## Instruction
Locate each line containing the string "course" and copy it out.

(Recorded data)
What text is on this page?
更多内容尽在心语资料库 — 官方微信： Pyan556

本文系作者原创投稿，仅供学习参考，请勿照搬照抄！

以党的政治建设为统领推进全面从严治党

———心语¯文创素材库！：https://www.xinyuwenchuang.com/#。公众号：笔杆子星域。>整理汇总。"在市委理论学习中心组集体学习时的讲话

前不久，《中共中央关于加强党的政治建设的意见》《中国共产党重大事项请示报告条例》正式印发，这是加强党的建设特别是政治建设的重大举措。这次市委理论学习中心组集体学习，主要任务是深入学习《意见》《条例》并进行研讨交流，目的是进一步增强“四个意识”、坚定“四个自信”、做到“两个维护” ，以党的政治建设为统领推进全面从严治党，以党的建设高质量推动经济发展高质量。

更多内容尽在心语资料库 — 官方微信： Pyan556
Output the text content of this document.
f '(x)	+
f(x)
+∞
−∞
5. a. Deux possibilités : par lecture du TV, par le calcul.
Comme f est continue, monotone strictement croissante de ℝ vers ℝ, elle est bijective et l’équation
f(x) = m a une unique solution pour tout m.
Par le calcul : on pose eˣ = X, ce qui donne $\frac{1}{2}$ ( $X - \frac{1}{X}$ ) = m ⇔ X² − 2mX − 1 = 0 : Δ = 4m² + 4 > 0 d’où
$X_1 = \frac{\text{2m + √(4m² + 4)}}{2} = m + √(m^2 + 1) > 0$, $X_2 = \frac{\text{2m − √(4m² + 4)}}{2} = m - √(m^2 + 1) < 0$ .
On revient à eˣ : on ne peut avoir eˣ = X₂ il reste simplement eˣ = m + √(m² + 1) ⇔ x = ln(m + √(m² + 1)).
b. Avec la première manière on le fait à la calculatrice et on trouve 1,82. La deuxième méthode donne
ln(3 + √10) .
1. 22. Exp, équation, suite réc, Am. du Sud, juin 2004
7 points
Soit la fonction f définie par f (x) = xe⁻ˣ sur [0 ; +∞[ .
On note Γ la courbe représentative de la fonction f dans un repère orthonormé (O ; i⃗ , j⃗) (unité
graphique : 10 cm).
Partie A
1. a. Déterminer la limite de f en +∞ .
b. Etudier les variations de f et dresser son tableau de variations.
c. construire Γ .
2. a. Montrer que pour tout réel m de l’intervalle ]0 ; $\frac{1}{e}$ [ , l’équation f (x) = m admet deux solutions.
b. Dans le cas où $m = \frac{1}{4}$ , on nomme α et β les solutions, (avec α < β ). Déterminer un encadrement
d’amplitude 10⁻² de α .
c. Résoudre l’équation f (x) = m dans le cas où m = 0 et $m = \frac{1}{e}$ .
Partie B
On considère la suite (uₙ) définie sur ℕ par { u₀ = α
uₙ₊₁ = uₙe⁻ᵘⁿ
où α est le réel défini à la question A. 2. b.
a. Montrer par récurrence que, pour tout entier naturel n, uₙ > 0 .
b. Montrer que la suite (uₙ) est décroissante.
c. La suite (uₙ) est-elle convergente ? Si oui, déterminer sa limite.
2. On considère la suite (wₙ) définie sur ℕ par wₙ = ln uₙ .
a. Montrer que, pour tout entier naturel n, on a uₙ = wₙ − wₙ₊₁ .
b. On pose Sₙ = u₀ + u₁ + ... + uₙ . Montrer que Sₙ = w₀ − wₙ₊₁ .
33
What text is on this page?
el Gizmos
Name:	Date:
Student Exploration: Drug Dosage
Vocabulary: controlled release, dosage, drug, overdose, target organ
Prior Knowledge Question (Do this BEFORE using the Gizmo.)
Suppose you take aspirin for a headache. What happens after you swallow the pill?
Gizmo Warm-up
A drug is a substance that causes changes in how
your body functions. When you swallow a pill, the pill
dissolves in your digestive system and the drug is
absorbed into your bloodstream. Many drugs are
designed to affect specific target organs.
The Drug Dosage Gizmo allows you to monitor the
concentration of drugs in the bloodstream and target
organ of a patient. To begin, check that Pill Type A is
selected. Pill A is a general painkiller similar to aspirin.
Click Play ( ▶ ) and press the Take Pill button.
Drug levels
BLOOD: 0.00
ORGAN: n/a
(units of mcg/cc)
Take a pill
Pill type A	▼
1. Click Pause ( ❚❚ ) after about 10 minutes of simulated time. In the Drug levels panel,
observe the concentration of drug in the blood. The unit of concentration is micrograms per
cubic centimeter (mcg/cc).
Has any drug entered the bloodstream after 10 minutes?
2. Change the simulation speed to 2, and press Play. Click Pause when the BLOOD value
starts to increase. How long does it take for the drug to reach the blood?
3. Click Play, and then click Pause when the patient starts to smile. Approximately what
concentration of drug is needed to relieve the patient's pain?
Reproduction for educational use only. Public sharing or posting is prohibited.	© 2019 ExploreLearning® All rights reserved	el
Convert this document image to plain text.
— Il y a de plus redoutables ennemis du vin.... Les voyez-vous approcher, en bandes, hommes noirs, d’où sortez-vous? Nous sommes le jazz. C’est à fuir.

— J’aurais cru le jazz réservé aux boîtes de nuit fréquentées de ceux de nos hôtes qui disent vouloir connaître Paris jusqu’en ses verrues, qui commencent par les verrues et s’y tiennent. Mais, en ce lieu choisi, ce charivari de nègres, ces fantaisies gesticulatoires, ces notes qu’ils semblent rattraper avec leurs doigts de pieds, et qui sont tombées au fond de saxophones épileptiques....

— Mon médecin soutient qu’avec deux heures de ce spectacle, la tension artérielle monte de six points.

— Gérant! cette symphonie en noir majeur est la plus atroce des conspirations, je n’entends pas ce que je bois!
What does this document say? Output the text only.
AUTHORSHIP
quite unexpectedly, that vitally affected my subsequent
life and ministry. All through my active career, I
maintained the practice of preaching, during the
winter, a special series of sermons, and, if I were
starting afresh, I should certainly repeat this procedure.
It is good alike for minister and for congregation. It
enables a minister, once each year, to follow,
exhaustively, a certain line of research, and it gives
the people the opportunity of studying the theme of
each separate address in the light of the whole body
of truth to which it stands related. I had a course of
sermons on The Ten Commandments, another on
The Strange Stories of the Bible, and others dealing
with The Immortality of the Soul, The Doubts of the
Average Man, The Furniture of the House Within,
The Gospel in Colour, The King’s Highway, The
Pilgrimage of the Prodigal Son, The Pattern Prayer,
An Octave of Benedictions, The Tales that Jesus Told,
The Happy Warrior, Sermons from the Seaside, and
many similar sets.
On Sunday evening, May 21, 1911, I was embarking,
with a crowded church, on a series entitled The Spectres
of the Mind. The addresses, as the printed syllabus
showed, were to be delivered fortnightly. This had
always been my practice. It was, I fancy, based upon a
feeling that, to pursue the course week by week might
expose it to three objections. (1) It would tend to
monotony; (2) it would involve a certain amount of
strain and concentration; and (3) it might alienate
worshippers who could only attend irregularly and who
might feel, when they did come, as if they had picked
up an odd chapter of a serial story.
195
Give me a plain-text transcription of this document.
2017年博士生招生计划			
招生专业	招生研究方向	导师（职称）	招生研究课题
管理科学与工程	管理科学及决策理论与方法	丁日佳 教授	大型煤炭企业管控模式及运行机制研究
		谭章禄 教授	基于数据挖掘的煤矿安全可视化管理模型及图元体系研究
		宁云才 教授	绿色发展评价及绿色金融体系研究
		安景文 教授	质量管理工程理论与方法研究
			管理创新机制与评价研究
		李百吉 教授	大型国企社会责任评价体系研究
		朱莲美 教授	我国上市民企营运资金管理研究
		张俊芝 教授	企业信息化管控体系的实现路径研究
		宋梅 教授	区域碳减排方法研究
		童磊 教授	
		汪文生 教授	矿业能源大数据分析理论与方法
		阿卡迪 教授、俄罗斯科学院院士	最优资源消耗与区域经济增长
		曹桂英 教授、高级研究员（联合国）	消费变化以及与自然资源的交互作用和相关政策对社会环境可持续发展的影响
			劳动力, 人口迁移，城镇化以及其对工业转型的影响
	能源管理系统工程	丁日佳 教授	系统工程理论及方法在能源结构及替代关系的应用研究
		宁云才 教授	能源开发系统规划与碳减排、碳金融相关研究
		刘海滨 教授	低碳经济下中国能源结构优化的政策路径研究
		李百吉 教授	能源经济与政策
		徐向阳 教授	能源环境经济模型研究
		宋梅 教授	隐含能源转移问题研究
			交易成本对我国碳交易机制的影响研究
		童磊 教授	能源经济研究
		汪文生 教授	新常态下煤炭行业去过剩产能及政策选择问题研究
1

## Finished answer
of truth to which it stands related. I had a course of
feeling that, to pursue the course week by week might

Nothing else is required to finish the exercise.